■ Entries provided:

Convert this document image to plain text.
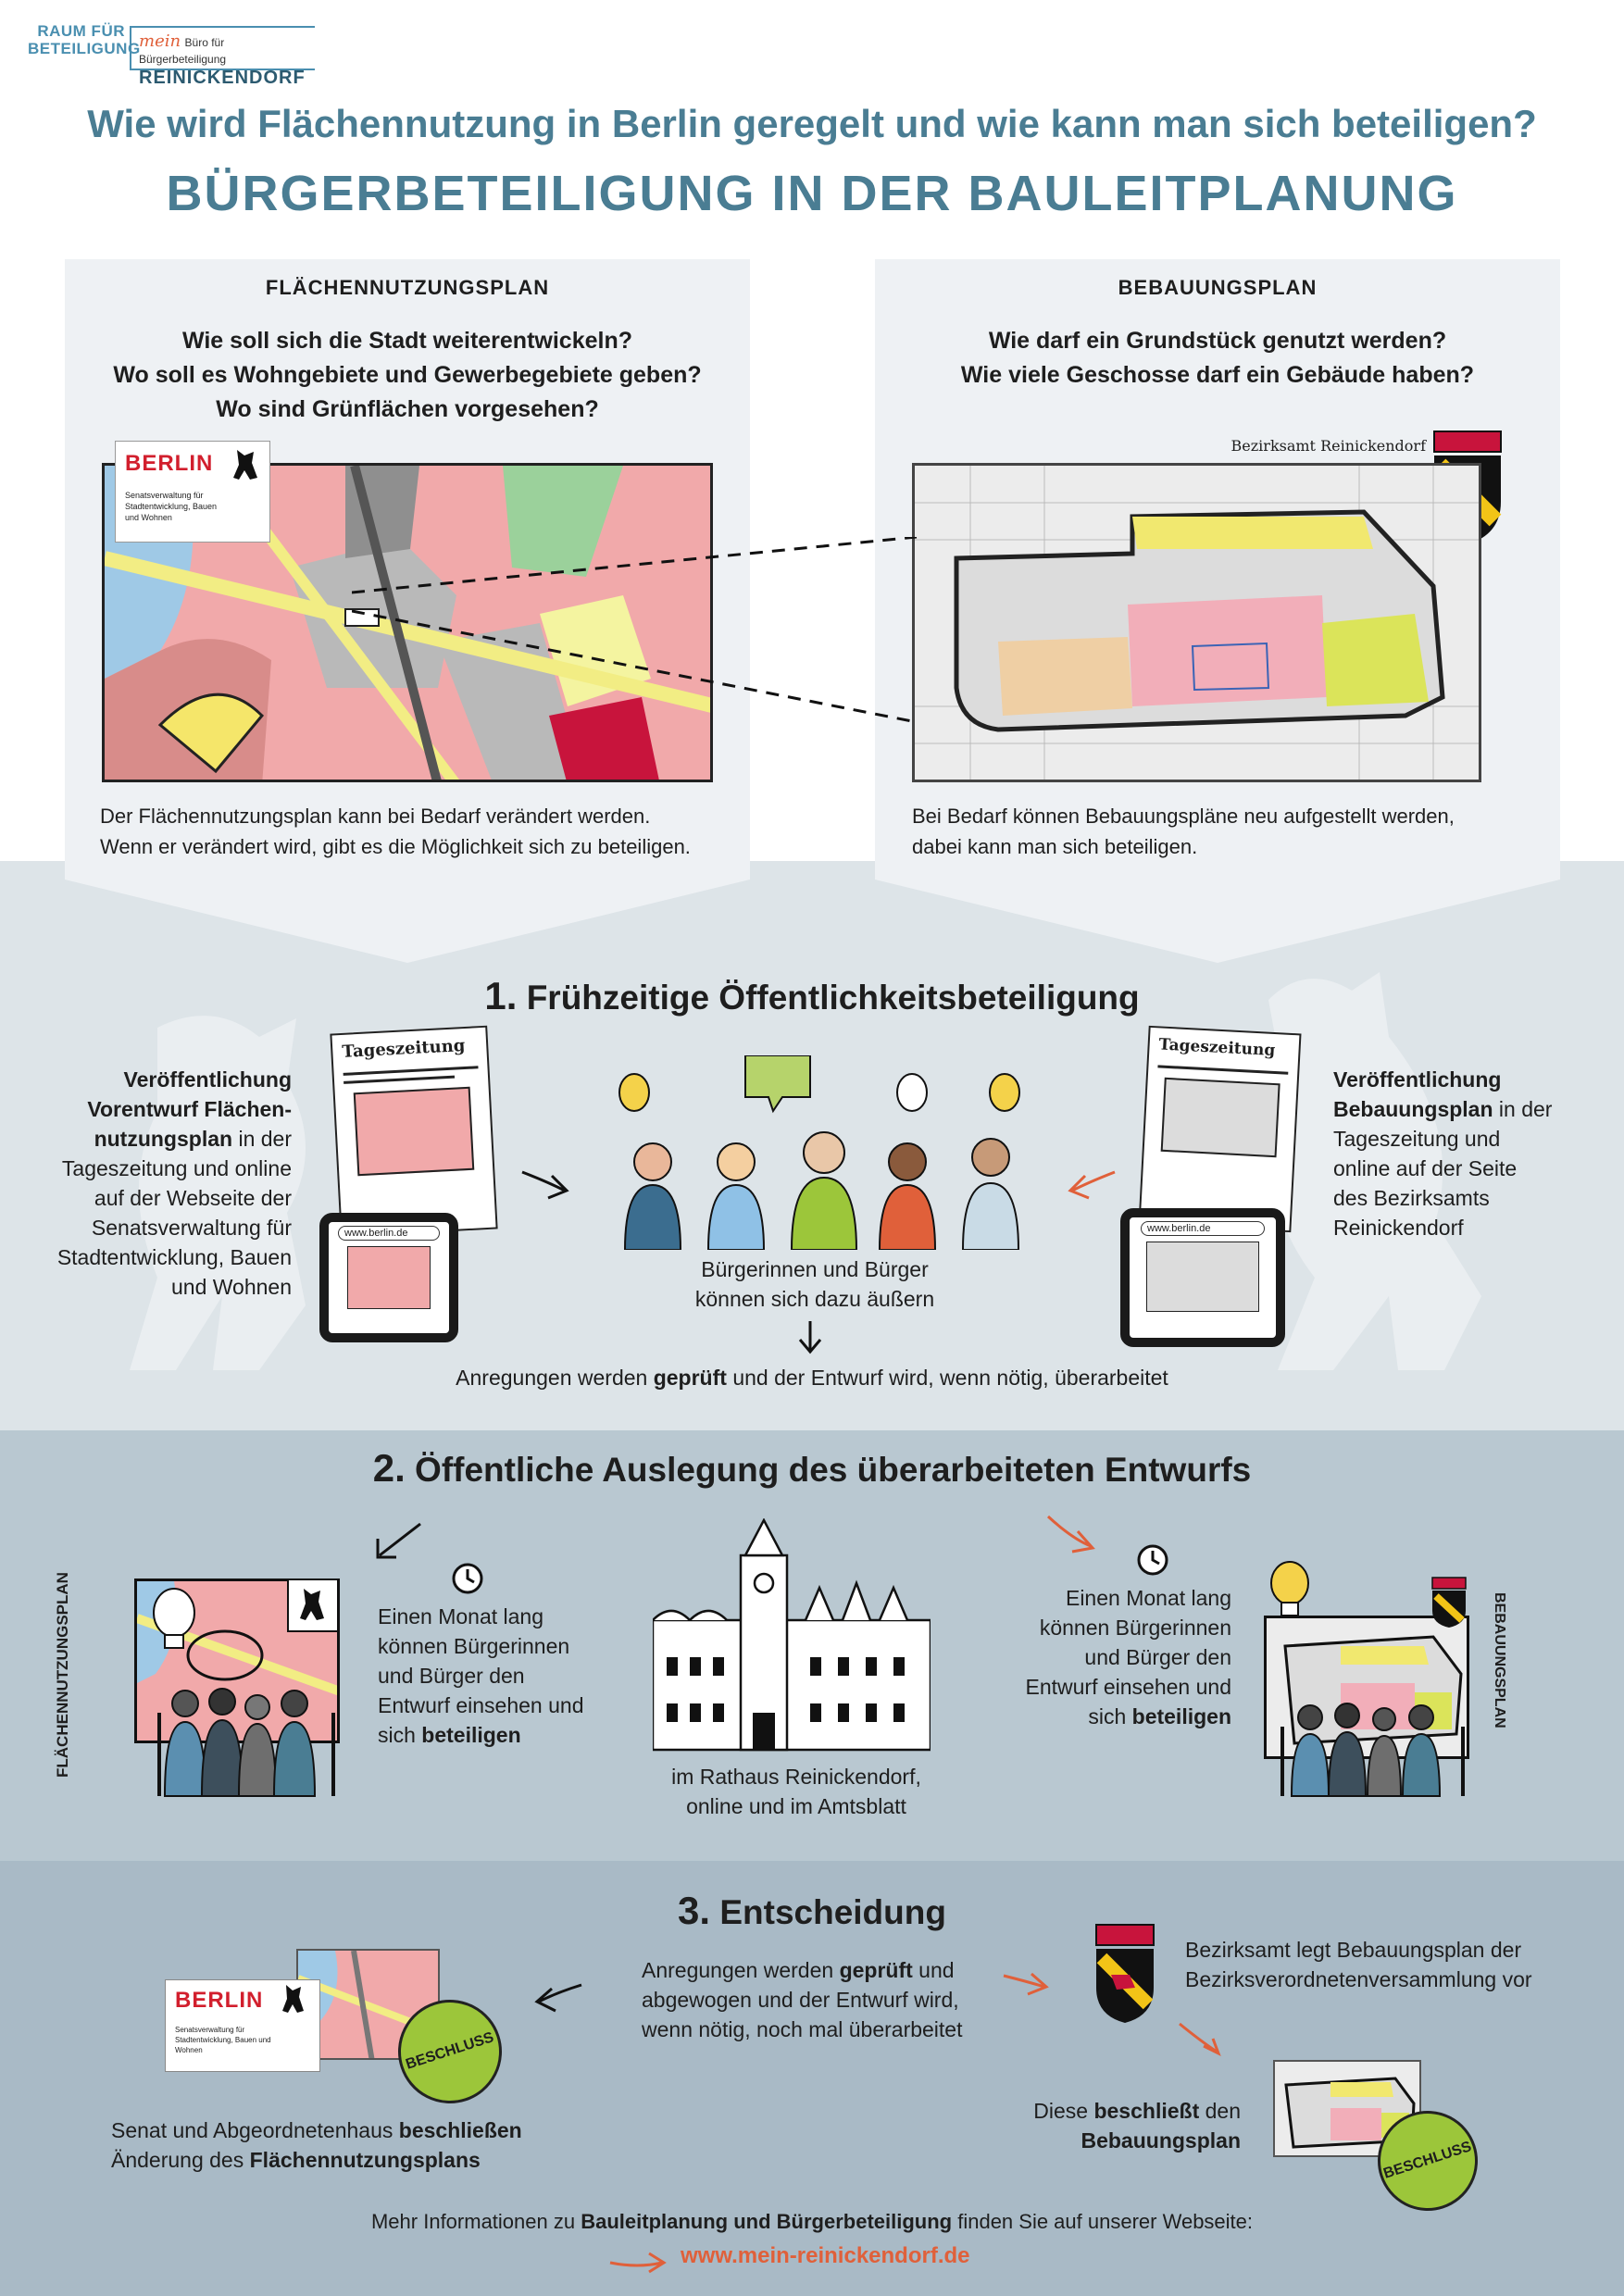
RAUM FÜR BETEILIGUNG
mein Büro für Bürgerbeteiligung
REINICKENDORF
Wie wird Flächennutzung in Berlin geregelt und wie kann man sich beteiligen?
BÜRGERBETEILIGUNG IN DER BAULEITPLANUNG
FLÄCHENNUTZUNGSPLAN
Wie soll sich die Stadt weiterentwickeln?
Wo soll es Wohngebiete und Gewerbegebiete geben?
Wo sind Grünflächen vorgesehen?
BERLIN
Senatsverwaltung für Stadtentwicklung, Bauen und Wohnen
Der Flächennutzungsplan kann bei Bedarf verändert werden.
Wenn er verändert wird, gibt es die Möglichkeit sich zu beteiligen.
BEBAUUNGSPLAN
Wie darf ein Grundstück genutzt werden?
Wie viele Geschosse darf ein Gebäude haben?
Bezirksamt Reinickendorf
Bei Bedarf können Bebauungspläne neu aufgestellt werden,
dabei kann man sich beteiligen.
1. Frühzeitige Öffentlichkeitsbeteiligung
Veröffentlichung Vorentwurf Flächen-nutzungsplan in der Tageszeitung und online auf der Webseite der Senatsverwaltung für Stadtentwicklung, Bauen und Wohnen
Tageszeitung
www.berlin.de
Bürgerinnen und Bürger
können sich dazu äußern
Tageszeitung
www.berlin.de
Veröffentlichung Bebauungsplan in der Tageszeitung und online auf der Seite des Bezirksamts Reinickendorf
Anregungen werden geprüft und der Entwurf wird, wenn nötig, überarbeitet
2. Öffentliche Auslegung des überarbeiteten Entwurfs
FLÄCHENNUTZUNGSPLAN	Einen Monat lang können Bürgerinnen und Bürger den Entwurf einsehen und sich beteiligen
im Rathaus Reinickendorf,
online und im Amtsblatt
Einen Monat lang können Bürgerinnen und Bürger den Entwurf einsehen und sich beteiligen	BEBAUUNGSPLAN
3. Entscheidung
BERLIN
Senatsverwaltung für Stadtentwicklung, Bauen und Wohnen	BESCHLUSS
Senat und Abgeordnetenhaus beschließen
Änderung des Flächennutzungsplans
Anregungen werden geprüft und abgewogen und der Entwurf wird, wenn nötig, noch mal überarbeitet
Bezirksamt legt Bebauungsplan der
Bezirksverordnetenversammlung vor
BESCHLUSS
Diese beschließt den
Bebauungsplan
Mehr Informationen zu Bauleitplanung und Bürgerbeteiligung finden Sie auf unserer Webseite:
www.mein-reinickendorf.de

■ Exercise: Make an exact copy of the records shown above, without the pictures.

■ Solution for this task:
Convert this document image to plain text.
RAUM FÜR BETEILIGUNG
mein Büro für Bürgerbeteiligung
REINICKENDORF
Wie wird Flächennutzung in Berlin geregelt und wie kann man sich beteiligen?
BÜRGERBETEILIGUNG IN DER BAULEITPLANUNG
FLÄCHENNUTZUNGSPLAN
Wie soll sich die Stadt weiterentwickeln?
Wo soll es Wohngebiete und Gewerbegebiete geben?
Wo sind Grünflächen vorgesehen?
BERLIN
Senatsverwaltung für Stadtentwicklung, Bauen und Wohnen
Der Flächennutzungsplan kann bei Bedarf verändert werden.
Wenn er verändert wird, gibt es die Möglichkeit sich zu beteiligen.
BEBAUUNGSPLAN
Wie darf ein Grundstück genutzt werden?
Wie viele Geschosse darf ein Gebäude haben?
Bezirksamt Reinickendorf
Bei Bedarf können Bebauungspläne neu aufgestellt werden,
dabei kann man sich beteiligen.
1. Frühzeitige Öffentlichkeitsbeteiligung
Veröffentlichung Vorentwurf Flächen-nutzungsplan in der Tageszeitung und online auf der Webseite der Senatsverwaltung für Stadtentwicklung, Bauen und Wohnen
Tageszeitung
www.berlin.de
Bürgerinnen und Bürger
können sich dazu äußern
Tageszeitung
www.berlin.de
Veröffentlichung Bebauungsplan in der Tageszeitung und online auf der Seite des Bezirksamts Reinickendorf
Anregungen werden geprüft und der Entwurf wird, wenn nötig, überarbeitet
2. Öffentliche Auslegung des überarbeiteten Entwurfs
FLÄCHENNUTZUNGSPLAN	Einen Monat lang können Bürgerinnen und Bürger den Entwurf einsehen und sich beteiligen
im Rathaus Reinickendorf,
online und im Amtsblatt
Einen Monat lang können Bürgerinnen und Bürger den Entwurf einsehen und sich beteiligen	BEBAUUNGSPLAN
3. Entscheidung
BERLIN
Senatsverwaltung für Stadtentwicklung, Bauen und Wohnen	BESCHLUSS
Senat und Abgeordnetenhaus beschließen
Änderung des Flächennutzungsplans
Anregungen werden geprüft und abgewogen und der Entwurf wird, wenn nötig, noch mal überarbeitet
Bezirksamt legt Bebauungsplan der
Bezirksverordnetenversammlung vor
BESCHLUSS
Diese beschließt den
Bebauungsplan
Mehr Informationen zu Bauleitplanung und Bürgerbeteiligung finden Sie auf unserer Webseite:
www.mein-reinickendorf.de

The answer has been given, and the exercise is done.